(Bounding box entries)
>>>>

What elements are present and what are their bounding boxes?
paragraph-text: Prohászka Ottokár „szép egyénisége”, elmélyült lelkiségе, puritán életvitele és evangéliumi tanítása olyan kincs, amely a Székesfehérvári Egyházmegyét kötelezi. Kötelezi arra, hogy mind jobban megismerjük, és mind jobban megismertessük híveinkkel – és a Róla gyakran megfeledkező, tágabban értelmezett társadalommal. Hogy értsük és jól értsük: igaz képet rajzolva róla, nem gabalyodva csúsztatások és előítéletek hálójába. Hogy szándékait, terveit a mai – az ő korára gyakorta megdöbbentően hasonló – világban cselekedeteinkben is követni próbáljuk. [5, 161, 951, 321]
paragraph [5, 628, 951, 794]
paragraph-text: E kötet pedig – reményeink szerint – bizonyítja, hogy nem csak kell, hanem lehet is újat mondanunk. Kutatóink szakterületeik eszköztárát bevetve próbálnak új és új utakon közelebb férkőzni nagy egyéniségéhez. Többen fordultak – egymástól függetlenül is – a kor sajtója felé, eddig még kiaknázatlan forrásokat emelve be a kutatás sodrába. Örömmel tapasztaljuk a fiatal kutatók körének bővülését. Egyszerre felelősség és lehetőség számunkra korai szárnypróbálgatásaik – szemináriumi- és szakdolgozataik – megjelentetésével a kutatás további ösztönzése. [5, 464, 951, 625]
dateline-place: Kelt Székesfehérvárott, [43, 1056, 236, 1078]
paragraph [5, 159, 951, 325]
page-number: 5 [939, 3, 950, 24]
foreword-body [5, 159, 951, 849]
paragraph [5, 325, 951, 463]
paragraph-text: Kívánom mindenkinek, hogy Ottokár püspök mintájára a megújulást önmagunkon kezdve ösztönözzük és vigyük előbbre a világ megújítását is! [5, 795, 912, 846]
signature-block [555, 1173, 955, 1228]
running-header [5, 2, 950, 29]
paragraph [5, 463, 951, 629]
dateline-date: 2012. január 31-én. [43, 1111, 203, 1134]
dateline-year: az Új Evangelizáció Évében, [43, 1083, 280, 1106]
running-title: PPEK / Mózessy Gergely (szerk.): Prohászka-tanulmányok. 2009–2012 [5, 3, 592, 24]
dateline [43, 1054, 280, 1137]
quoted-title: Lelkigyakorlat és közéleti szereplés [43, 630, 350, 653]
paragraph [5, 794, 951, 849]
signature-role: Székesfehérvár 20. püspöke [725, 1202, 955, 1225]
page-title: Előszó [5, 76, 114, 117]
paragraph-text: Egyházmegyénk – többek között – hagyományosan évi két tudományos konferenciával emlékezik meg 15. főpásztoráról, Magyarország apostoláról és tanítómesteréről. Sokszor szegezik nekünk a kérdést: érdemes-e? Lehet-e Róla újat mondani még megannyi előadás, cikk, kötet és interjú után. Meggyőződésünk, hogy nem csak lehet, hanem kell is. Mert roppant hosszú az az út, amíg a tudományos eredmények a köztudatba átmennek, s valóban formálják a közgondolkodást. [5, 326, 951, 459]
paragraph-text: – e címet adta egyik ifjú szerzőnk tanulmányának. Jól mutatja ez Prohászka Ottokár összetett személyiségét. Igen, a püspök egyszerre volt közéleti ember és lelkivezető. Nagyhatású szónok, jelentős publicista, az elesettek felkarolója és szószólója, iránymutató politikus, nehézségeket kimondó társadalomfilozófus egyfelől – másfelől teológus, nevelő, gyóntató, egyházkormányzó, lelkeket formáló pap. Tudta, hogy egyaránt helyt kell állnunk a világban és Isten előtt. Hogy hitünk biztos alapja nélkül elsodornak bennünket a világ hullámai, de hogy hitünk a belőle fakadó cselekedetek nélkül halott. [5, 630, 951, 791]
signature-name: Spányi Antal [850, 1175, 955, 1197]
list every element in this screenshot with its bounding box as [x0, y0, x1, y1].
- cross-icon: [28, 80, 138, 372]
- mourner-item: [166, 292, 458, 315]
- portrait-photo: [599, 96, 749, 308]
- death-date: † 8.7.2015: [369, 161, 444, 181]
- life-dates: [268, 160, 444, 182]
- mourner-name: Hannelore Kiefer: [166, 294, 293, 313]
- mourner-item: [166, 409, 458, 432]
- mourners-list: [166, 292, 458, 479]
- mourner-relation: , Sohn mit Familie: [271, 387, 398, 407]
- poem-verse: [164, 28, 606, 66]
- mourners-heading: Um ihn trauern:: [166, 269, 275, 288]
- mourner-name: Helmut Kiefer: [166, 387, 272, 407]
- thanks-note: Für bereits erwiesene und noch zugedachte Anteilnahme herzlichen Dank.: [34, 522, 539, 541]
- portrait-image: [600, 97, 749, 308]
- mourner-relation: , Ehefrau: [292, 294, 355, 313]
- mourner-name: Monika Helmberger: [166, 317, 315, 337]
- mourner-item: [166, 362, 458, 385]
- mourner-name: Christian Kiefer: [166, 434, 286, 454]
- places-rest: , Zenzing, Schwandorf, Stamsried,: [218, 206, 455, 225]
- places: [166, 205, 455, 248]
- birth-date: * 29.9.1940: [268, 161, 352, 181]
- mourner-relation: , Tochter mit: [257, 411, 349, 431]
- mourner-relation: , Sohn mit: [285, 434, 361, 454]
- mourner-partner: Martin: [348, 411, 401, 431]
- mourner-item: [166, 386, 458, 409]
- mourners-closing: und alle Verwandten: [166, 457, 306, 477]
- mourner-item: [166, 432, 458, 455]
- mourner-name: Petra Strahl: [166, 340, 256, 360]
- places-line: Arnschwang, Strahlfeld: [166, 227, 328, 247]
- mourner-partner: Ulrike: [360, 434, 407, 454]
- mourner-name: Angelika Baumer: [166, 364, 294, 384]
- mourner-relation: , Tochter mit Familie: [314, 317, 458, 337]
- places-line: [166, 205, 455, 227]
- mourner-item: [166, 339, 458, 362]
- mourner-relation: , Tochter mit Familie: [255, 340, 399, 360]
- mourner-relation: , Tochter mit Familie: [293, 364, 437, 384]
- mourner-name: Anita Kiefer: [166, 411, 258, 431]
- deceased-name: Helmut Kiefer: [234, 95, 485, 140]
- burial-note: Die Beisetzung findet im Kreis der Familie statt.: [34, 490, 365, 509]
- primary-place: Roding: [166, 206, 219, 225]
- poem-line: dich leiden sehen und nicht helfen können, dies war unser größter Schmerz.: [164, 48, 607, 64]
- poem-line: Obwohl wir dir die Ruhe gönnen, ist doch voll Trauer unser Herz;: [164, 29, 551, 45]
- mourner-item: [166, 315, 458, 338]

<<<<

Can you rename every "mourner-relation" in the rows above to "mourner-kinship" and write the rows out again with nothing else changed?

What elements are present and what are their bounding boxes?
paragraph-text: Prohászka Ottokár „szép egyénisége”, elmélyült lelkiségе, puritán életvitele és evangéliumi tanítása olyan kincs, amely a Székesfehérvári Egyházmegyét kötelezi. Kötelezi arra, hogy mind jobban megismerjük, és mind jobban megismertessük híveinkkel – és a Róla gyakran megfeledkező, tágabban értelmezett társadalommal. Hogy értsük és jól értsük: igaz képet rajzolva róla, nem gabalyodva csúsztatások és előítéletek hálójába. Hogy szándékait, terveit a mai – az ő korára gyakorta megdöbbentően hasonló – világban cselekedeteinkben is követni próbáljuk. [5, 161, 951, 321]
paragraph [5, 628, 951, 794]
paragraph-text: E kötet pedig – reményeink szerint – bizonyítja, hogy nem csak kell, hanem lehet is újat mondanunk. Kutatóink szakterületeik eszköztárát bevetve próbálnak új és új utakon közelebb férkőzni nagy egyéniségéhez. Többen fordultak – egymástól függetlenül is – a kor sajtója felé, eddig még kiaknázatlan forrásokat emelve be a kutatás sodrába. Örömmel tapasztaljuk a fiatal kutatók körének bővülését. Egyszerre felelősség és lehetőség számunkra korai szárnypróbálgatásaik – szemináriumi- és szakdolgozataik – megjelentetésével a kutatás további ösztönzése. [5, 464, 951, 625]
dateline-place: Kelt Székesfehérvárott, [43, 1056, 236, 1078]
paragraph [5, 159, 951, 325]
page-number: 5 [939, 3, 950, 24]
foreword-body [5, 159, 951, 849]
paragraph [5, 325, 951, 463]
paragraph-text: Kívánom mindenkinek, hogy Ottokár püspök mintájára a megújulást önmagunkon kezdve ösztönözzük és vigyük előbbre a világ megújítását is! [5, 795, 912, 846]
signature-block [555, 1173, 955, 1228]
running-header [5, 2, 950, 29]
paragraph [5, 463, 951, 629]
dateline-date: 2012. január 31-én. [43, 1111, 203, 1134]
dateline-year: az Új Evangelizáció Évében, [43, 1083, 280, 1106]
running-title: PPEK / Mózessy Gergely (szerk.): Prohászka-tanulmányok. 2009–2012 [5, 3, 592, 24]
dateline [43, 1054, 280, 1137]
quoted-title: Lelkigyakorlat és közéleti szereplés [43, 630, 350, 653]
paragraph [5, 794, 951, 849]
signature-role: Székesfehérvár 20. püspöke [725, 1202, 955, 1225]
page-title: Előszó [5, 76, 114, 117]
paragraph-text: Egyházmegyénk – többek között – hagyományosan évi két tudományos konferenciával emlékezik meg 15. főpásztoráról, Magyarország apostoláról és tanítómesteréről. Sokszor szegezik nekünk a kérdést: érdemes-e? Lehet-e Róla újat mondani még megannyi előadás, cikk, kötet és interjú után. Meggyőződésünk, hogy nem csak lehet, hanem kell is. Mert roppant hosszú az az út, amíg a tudományos eredmények a köztudatba átmennek, s valóban formálják a közgondolkodást. [5, 326, 951, 459]
paragraph-text: – e címet adta egyik ifjú szerzőnk tanulmányának. Jól mutatja ez Prohászka Ottokár összetett személyiségét. Igen, a püspök egyszerre volt közéleti ember és lelkivezető. Nagyhatású szónok, jelentős publicista, az elesettek felkarolója és szószólója, iránymutató politikus, nehézségeket kimondó társadalomfilozófus egyfelől – másfelől teológus, nevelő, gyóntató, egyházkormányzó, lelkeket formáló pap. Tudta, hogy egyaránt helyt kell állnunk a világban és Isten előtt. Hogy hitünk biztos alapja nélkül elsodornak bennünket a világ hullámai, de hogy hitünk a belőle fakadó cselekedetek nélkül halott. [5, 630, 951, 791]
signature-name: Spányi Antal [850, 1175, 955, 1197]
list every element in this screenshot with its bounding box as [x0, y0, x1, y1].
- cross-icon: [28, 80, 138, 372]
- mourner-item: [166, 292, 458, 315]
- portrait-photo: [599, 96, 749, 308]
- death-date: † 8.7.2015: [369, 161, 444, 181]
- life-dates: [268, 160, 444, 182]
- mourner-name: Hannelore Kiefer: [166, 294, 293, 313]
- mourner-item: [166, 409, 458, 432]
- mourners-list: [166, 292, 458, 479]
- mourner-kinship: , Sohn mit Familie: [271, 387, 398, 407]
- poem-verse: [164, 28, 606, 66]
- mourners-heading: Um ihn trauern:: [166, 269, 275, 288]
- mourner-name: Helmut Kiefer: [166, 387, 272, 407]
- thanks-note: Für bereits erwiesene und noch zugedachte Anteilnahme herzlichen Dank.: [34, 522, 539, 541]
- portrait-image: [600, 97, 749, 308]
- mourner-kinship: , Ehefrau: [292, 294, 355, 313]
- mourner-name: Monika Helmberger: [166, 317, 315, 337]
- mourner-item: [166, 362, 458, 385]
- mourner-name: Christian Kiefer: [166, 434, 286, 454]
- places-rest: , Zenzing, Schwandorf, Stamsried,: [218, 206, 455, 225]
- places: [166, 205, 455, 248]
- birth-date: * 29.9.1940: [268, 161, 352, 181]
- mourner-kinship: , Tochter mit: [257, 411, 349, 431]
- mourner-kinship: , Sohn mit: [285, 434, 361, 454]
- mourner-partner: Martin: [348, 411, 401, 431]
- mourner-item: [166, 386, 458, 409]
- mourners-closing: und alle Verwandten: [166, 457, 306, 477]
- mourner-item: [166, 432, 458, 455]
- mourner-name: Petra Strahl: [166, 340, 256, 360]
- places-line: Arnschwang, Strahlfeld: [166, 227, 328, 247]
- mourner-partner: Ulrike: [360, 434, 407, 454]
- mourner-name: Angelika Baumer: [166, 364, 294, 384]
- mourner-kinship: , Tochter mit Familie: [314, 317, 458, 337]
- places-line: [166, 205, 455, 227]
- mourner-item: [166, 339, 458, 362]
- mourner-kinship: , Tochter mit Familie: [255, 340, 399, 360]
- mourner-kinship: , Tochter mit Familie: [293, 364, 437, 384]
- mourner-name: Anita Kiefer: [166, 411, 258, 431]
- deceased-name: Helmut Kiefer: [234, 95, 485, 140]
- burial-note: Die Beisetzung findet im Kreis der Familie statt.: [34, 490, 365, 509]
- primary-place: Roding: [166, 206, 219, 225]
- poem-line: dich leiden sehen und nicht helfen können, dies war unser größter Schmerz.: [164, 48, 607, 64]
- poem-line: Obwohl wir dir die Ruhe gönnen, ist doch voll Trauer unser Herz;: [164, 29, 551, 45]
- mourner-item: [166, 315, 458, 338]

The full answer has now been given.